**Task data**
((
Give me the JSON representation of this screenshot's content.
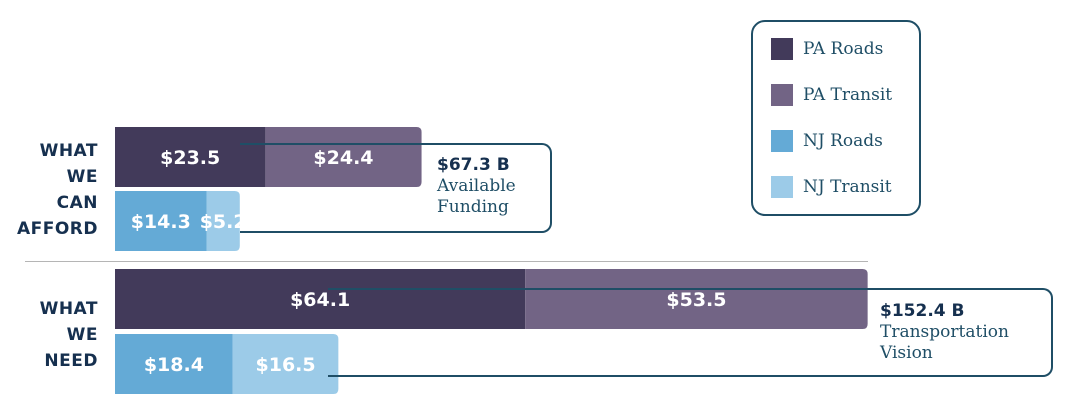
{
  "chart_data": {
    "type": "bar",
    "stacked": true,
    "units": "$ billions",
    "groups": [
      {
        "label": [
          "WHAT",
          "WE",
          "CAN",
          "AFFORD"
        ],
        "total_value": "$67.3 B",
        "total_label": [
          "Available",
          "Funding"
        ],
        "rows": [
          [
            {
              "series": "PA Roads",
              "value": 23.5,
              "label": "$23.5"
            },
            {
              "series": "PA Transit",
              "value": 24.4,
              "label": "$24.4"
            }
          ],
          [
            {
              "series": "NJ Roads",
              "value": 14.3,
              "label": "$14.3"
            },
            {
              "series": "NJ Transit",
              "value": 5.2,
              "label": "$5.2"
            }
          ]
        ]
      },
      {
        "label": [
          "WHAT",
          "WE",
          "NEED"
        ],
        "total_value": "$152.4 B",
        "total_label": [
          "Transportation",
          "Vision"
        ],
        "rows": [
          [
            {
              "series": "PA Roads",
              "value": 64.1,
              "label": "$64.1"
            },
            {
              "series": "PA Transit",
              "value": 53.5,
              "label": "$53.5"
            }
          ],
          [
            {
              "series": "NJ Roads",
              "value": 18.4,
              "label": "$18.4"
            },
            {
              "series": "NJ Transit",
              "value": 16.5,
              "label": "$16.5"
            }
          ]
        ]
      }
    ],
    "legend": {
      "placement": "top-right",
      "items": [
        {
          "name": "PA Roads",
          "color": "#423a5a"
        },
        {
          "name": "PA Transit",
          "color": "#726485"
        },
        {
          "name": "NJ Roads",
          "color": "#64aad6"
        },
        {
          "name": "NJ Transit",
          "color": "#9ccbe8"
        }
      ]
    }
  }
}
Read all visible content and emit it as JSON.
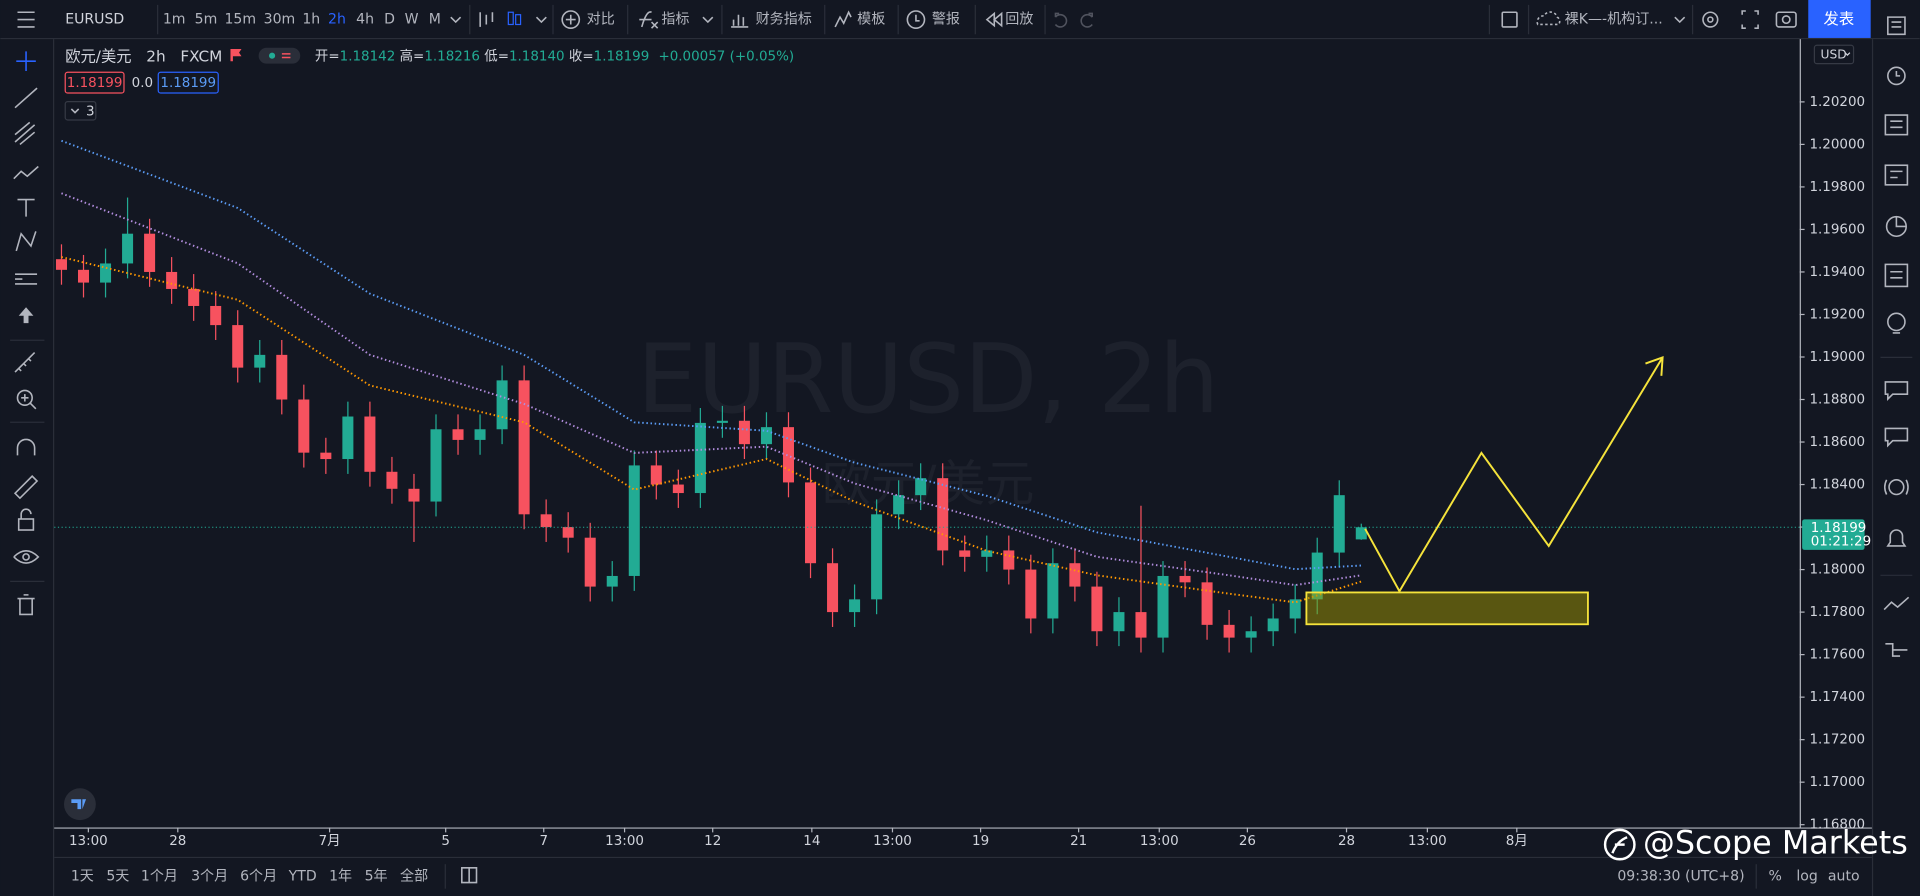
{
  "top_bar": {
    "symbol": "EURUSD",
    "intervals": [
      "1m",
      "5m",
      "15m",
      "30m",
      "1h",
      "2h",
      "4h",
      "D",
      "W",
      "M"
    ],
    "active_interval": 5,
    "buttons": [
      "对比",
      "指标",
      "财务指标",
      "模板",
      "警报",
      "回放"
    ],
    "layout": "裸K—-机构订...",
    "publish": "发表"
  },
  "bottom_bar": {
    "ranges": [
      "1天",
      "5天",
      "1个月",
      "3个月",
      "6个月",
      "YTD",
      "1年",
      "5年",
      "全部"
    ],
    "clock": "09:38:30 (UTC+8)",
    "percent": "%",
    "log": "log",
    "auto": "auto"
  },
  "watermark_brand": "@Scope Markets",
  "chart_data": {
    "type": "candlestick",
    "title": "欧元/美元",
    "interval": "2h",
    "source": "FXCM",
    "watermark": "EURUSD, 2h",
    "watermark_sub": "欧元/美元",
    "ohlc_legend": {
      "open_label": "开=",
      "open": "1.18142",
      "high_label": "高=",
      "high": "1.18216",
      "low_label": "低=",
      "low": "1.18140",
      "close_label": "收=",
      "close": "1.18199",
      "change": "+0.00057 (+0.05%)"
    },
    "bid": "1.18199",
    "spread": "0.0",
    "ask": "1.18199",
    "indicators_count": "3",
    "currency": "USD",
    "last_price_label": "1.18199",
    "countdown": "01:21:29",
    "up_color": "#22ab94",
    "down_color": "#f7525f",
    "open": [
      1.1946,
      1.1941,
      1.1935,
      1.1944,
      1.1958,
      1.194,
      1.1932,
      1.1924,
      1.1915,
      1.1895,
      1.1901,
      1.188,
      1.1855,
      1.1852,
      1.1872,
      1.1846,
      1.1838,
      1.1832,
      1.1866,
      1.1861,
      1.1866,
      1.1889,
      1.1826,
      1.182,
      1.1815,
      1.1792,
      1.1797,
      1.1849,
      1.184,
      1.1836,
      1.1869,
      1.187,
      1.1859,
      1.1867,
      1.1841,
      1.1803,
      1.178,
      1.1786,
      1.1826,
      1.1835,
      1.1843,
      1.1809,
      1.1806,
      1.1809,
      1.18,
      1.1777,
      1.1803,
      1.1792,
      1.1771,
      1.178,
      1.1768,
      1.1797,
      1.1794,
      1.1774,
      1.1768,
      1.1771,
      1.1777,
      1.1786,
      1.1808,
      1.18142
    ],
    "high": [
      1.1953,
      1.1948,
      1.1951,
      1.1975,
      1.1965,
      1.1947,
      1.1939,
      1.1931,
      1.1922,
      1.1908,
      1.1908,
      1.1887,
      1.1862,
      1.1879,
      1.1879,
      1.1853,
      1.1845,
      1.1873,
      1.1873,
      1.1873,
      1.1896,
      1.1896,
      1.1833,
      1.1827,
      1.1822,
      1.1804,
      1.1856,
      1.1856,
      1.1847,
      1.1876,
      1.1877,
      1.1877,
      1.1874,
      1.1874,
      1.1848,
      1.181,
      1.1793,
      1.1833,
      1.1842,
      1.185,
      1.185,
      1.1816,
      1.1816,
      1.1816,
      1.1807,
      1.181,
      1.181,
      1.1799,
      1.1787,
      1.183,
      1.1804,
      1.1804,
      1.1801,
      1.1781,
      1.1778,
      1.1784,
      1.1793,
      1.1815,
      1.1842,
      1.18216
    ],
    "low": [
      1.1934,
      1.1928,
      1.1928,
      1.1937,
      1.1933,
      1.1925,
      1.1917,
      1.1908,
      1.1888,
      1.1888,
      1.1873,
      1.1848,
      1.1845,
      1.1845,
      1.1839,
      1.1831,
      1.1813,
      1.1825,
      1.1854,
      1.1854,
      1.1859,
      1.1819,
      1.1813,
      1.1808,
      1.1785,
      1.1785,
      1.179,
      1.1833,
      1.1829,
      1.1829,
      1.1862,
      1.1852,
      1.1852,
      1.1834,
      1.1796,
      1.1773,
      1.1773,
      1.1779,
      1.1819,
      1.1828,
      1.1802,
      1.1799,
      1.1799,
      1.1793,
      1.177,
      1.177,
      1.1785,
      1.1764,
      1.1764,
      1.1761,
      1.1761,
      1.1787,
      1.1767,
      1.1761,
      1.1761,
      1.1764,
      1.177,
      1.1779,
      1.1801,
      1.1814
    ],
    "close": [
      1.1941,
      1.1935,
      1.1944,
      1.1958,
      1.194,
      1.1932,
      1.1924,
      1.1915,
      1.1895,
      1.1901,
      1.188,
      1.1855,
      1.1852,
      1.1872,
      1.1846,
      1.1838,
      1.1832,
      1.1866,
      1.1861,
      1.1866,
      1.1889,
      1.1826,
      1.182,
      1.1815,
      1.1792,
      1.1797,
      1.1849,
      1.184,
      1.1836,
      1.1869,
      1.187,
      1.1859,
      1.1867,
      1.1841,
      1.1803,
      1.178,
      1.1786,
      1.1826,
      1.1835,
      1.1843,
      1.1809,
      1.1806,
      1.1809,
      1.18,
      1.1777,
      1.1803,
      1.1792,
      1.1771,
      1.178,
      1.1768,
      1.1797,
      1.1794,
      1.1774,
      1.1768,
      1.1771,
      1.1777,
      1.1786,
      1.1808,
      1.1835,
      1.18199
    ],
    "overlays": [
      {
        "color": "#5b9cf6",
        "x": [
          0,
          8,
          14,
          21,
          26,
          32,
          36,
          42,
          47,
          53,
          56,
          59
        ],
        "values": [
          1.20017,
          1.19701,
          1.19298,
          1.1901,
          1.18693,
          1.18653,
          1.18503,
          1.18347,
          1.18175,
          1.1806,
          1.18002,
          1.18019
        ]
      },
      {
        "color": "#b28dde",
        "x": [
          0,
          8,
          14,
          21,
          26,
          32,
          36,
          42,
          47,
          53,
          56,
          59
        ],
        "values": [
          1.1977,
          1.19441,
          1.1901,
          1.18779,
          1.18549,
          1.18578,
          1.18405,
          1.18232,
          1.1806,
          1.17973,
          1.17927,
          1.17973
        ]
      },
      {
        "color": "#ff9800",
        "x": [
          0,
          8,
          14,
          21,
          26,
          32,
          36,
          42,
          47,
          53,
          56,
          59
        ],
        "values": [
          1.1947,
          1.19269,
          1.18866,
          1.18693,
          1.18376,
          1.1852,
          1.18319,
          1.18088,
          1.17973,
          1.17887,
          1.17846,
          1.17944
        ]
      }
    ],
    "xlim": [
      -0.33,
      78.9
    ],
    "xticks": [
      {
        "value": 1.22,
        "label": "13:00"
      },
      {
        "value": 5.28,
        "label": "28"
      },
      {
        "value": 12.17,
        "label": "7月"
      },
      {
        "value": 17.44,
        "label": "5"
      },
      {
        "value": 21.89,
        "label": "7"
      },
      {
        "value": 25.56,
        "label": "13:00"
      },
      {
        "value": 29.56,
        "label": "12"
      },
      {
        "value": 34.06,
        "label": "14"
      },
      {
        "value": 37.72,
        "label": "13:00"
      },
      {
        "value": 41.72,
        "label": "19"
      },
      {
        "value": 46.17,
        "label": "21"
      },
      {
        "value": 49.83,
        "label": "13:00"
      },
      {
        "value": 53.83,
        "label": "26"
      },
      {
        "value": 58.33,
        "label": "28"
      },
      {
        "value": 62,
        "label": "13:00"
      },
      {
        "value": 66.06,
        "label": "8月"
      }
    ],
    "ylim": [
      1.16787,
      1.20495
    ],
    "yticks": [
      {
        "value": 1.168,
        "label": "1.16800"
      },
      {
        "value": 1.17,
        "label": "1.17000"
      },
      {
        "value": 1.172,
        "label": "1.17200"
      },
      {
        "value": 1.174,
        "label": "1.17400"
      },
      {
        "value": 1.176,
        "label": "1.17600"
      },
      {
        "value": 1.178,
        "label": "1.17800"
      },
      {
        "value": 1.18,
        "label": "1.18000"
      },
      {
        "value": 1.182,
        "label": "1.18200"
      },
      {
        "value": 1.184,
        "label": "1.18400"
      },
      {
        "value": 1.186,
        "label": "1.18600"
      },
      {
        "value": 1.188,
        "label": "1.18800"
      },
      {
        "value": 1.19,
        "label": "1.19000"
      },
      {
        "value": 1.192,
        "label": "1.19200"
      },
      {
        "value": 1.194,
        "label": "1.19400"
      },
      {
        "value": 1.196,
        "label": "1.19600"
      },
      {
        "value": 1.198,
        "label": "1.19800"
      },
      {
        "value": 1.2,
        "label": "1.20000"
      },
      {
        "value": 1.202,
        "label": "1.20200"
      }
    ],
    "grid": false
  }
}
))
**What you have to do**
Return only the number of lines in the entries that contain the string "content".

**Task response**
2